Data entries for graphics:

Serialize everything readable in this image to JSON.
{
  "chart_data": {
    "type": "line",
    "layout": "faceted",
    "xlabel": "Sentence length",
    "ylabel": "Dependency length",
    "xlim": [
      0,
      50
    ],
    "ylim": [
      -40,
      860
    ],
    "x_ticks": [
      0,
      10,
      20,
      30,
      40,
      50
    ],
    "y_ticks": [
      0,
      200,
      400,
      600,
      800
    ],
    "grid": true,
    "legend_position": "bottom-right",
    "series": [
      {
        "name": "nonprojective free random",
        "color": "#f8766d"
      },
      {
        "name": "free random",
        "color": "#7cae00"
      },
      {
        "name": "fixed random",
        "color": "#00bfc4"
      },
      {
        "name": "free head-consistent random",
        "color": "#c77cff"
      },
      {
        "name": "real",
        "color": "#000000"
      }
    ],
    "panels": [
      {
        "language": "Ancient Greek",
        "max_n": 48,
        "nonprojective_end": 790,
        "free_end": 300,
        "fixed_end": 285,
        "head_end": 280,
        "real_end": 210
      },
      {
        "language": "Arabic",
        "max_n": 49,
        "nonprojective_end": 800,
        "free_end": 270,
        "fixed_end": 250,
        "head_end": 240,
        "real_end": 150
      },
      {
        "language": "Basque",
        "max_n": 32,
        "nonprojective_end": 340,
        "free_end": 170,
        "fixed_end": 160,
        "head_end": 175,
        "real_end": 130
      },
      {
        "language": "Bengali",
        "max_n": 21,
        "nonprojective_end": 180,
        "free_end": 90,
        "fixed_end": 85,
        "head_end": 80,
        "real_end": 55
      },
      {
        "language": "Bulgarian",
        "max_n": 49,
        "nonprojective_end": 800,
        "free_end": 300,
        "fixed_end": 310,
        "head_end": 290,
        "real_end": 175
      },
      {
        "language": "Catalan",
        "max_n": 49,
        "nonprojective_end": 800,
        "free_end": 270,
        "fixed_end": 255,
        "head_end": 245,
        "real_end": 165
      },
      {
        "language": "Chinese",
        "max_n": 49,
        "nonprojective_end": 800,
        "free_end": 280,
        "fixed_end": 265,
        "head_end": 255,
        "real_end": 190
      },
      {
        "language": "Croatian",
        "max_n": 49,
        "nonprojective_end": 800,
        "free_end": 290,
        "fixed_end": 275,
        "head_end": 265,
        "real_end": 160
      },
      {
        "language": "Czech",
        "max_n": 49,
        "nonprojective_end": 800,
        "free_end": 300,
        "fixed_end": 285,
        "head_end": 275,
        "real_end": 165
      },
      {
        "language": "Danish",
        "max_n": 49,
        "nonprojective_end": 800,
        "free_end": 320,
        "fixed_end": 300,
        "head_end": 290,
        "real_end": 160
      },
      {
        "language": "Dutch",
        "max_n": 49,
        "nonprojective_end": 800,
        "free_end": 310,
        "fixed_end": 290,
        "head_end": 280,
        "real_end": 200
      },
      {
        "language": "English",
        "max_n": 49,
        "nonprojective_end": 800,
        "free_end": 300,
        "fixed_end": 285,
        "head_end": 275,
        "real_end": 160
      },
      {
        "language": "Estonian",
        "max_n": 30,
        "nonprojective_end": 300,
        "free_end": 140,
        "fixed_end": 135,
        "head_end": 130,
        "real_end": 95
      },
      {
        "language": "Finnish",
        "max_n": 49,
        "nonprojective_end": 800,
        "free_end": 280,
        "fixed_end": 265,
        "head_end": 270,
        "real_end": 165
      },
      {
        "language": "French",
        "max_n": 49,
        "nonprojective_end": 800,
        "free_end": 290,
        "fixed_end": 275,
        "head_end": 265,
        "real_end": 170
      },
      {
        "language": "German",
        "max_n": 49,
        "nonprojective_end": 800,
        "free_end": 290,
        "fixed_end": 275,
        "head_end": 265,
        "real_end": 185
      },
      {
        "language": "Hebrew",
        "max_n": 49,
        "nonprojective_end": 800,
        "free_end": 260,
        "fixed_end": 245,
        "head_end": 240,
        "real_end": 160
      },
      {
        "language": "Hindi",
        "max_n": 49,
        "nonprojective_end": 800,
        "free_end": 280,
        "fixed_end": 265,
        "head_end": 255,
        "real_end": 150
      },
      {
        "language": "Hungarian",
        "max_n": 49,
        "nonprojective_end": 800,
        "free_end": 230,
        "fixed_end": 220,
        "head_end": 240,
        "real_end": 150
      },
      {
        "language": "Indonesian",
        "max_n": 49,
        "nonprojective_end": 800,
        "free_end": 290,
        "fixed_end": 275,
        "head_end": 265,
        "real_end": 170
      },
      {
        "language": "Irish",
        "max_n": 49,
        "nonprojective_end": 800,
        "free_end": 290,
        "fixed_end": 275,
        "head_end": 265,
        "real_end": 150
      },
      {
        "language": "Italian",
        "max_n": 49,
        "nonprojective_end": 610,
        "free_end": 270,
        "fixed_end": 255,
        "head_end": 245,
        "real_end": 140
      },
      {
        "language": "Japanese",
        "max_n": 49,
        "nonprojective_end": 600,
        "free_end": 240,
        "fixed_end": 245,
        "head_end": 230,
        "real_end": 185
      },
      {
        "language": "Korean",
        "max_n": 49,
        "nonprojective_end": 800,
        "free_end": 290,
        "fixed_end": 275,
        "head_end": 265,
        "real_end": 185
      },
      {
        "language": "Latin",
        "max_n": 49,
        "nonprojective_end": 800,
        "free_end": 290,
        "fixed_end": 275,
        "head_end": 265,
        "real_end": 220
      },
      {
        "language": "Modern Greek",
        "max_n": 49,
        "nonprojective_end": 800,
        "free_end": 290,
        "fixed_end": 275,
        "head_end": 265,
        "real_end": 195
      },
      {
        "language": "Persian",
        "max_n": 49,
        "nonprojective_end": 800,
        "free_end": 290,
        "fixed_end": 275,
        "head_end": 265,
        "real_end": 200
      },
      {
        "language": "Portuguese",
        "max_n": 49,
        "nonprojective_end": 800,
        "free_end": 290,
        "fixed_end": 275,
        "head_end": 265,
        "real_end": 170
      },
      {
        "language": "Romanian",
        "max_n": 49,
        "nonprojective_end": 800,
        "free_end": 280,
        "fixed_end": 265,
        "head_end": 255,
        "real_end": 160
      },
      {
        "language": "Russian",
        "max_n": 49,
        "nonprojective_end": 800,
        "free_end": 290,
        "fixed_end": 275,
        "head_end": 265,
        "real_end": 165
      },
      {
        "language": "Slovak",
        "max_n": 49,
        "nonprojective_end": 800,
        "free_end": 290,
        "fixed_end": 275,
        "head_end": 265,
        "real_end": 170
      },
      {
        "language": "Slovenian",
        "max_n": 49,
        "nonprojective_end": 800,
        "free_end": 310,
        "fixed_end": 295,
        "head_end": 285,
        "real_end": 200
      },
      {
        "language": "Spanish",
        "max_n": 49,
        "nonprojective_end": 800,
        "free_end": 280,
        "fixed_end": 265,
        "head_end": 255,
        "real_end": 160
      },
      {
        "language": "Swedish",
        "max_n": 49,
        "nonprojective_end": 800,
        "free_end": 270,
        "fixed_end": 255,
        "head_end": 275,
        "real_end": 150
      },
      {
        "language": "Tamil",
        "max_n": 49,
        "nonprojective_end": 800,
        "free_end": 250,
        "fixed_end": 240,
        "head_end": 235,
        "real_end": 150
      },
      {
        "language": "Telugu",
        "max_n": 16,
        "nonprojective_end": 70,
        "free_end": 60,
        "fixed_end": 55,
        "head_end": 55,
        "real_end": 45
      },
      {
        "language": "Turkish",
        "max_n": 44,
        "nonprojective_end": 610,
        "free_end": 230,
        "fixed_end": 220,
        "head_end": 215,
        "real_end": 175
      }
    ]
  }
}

▶ Work required:
Lines that hold "length" are the ones to copy; find all of them.

▶ Solved problem:
    "xlabel": "Sentence length",
    "ylabel": "Dependency length",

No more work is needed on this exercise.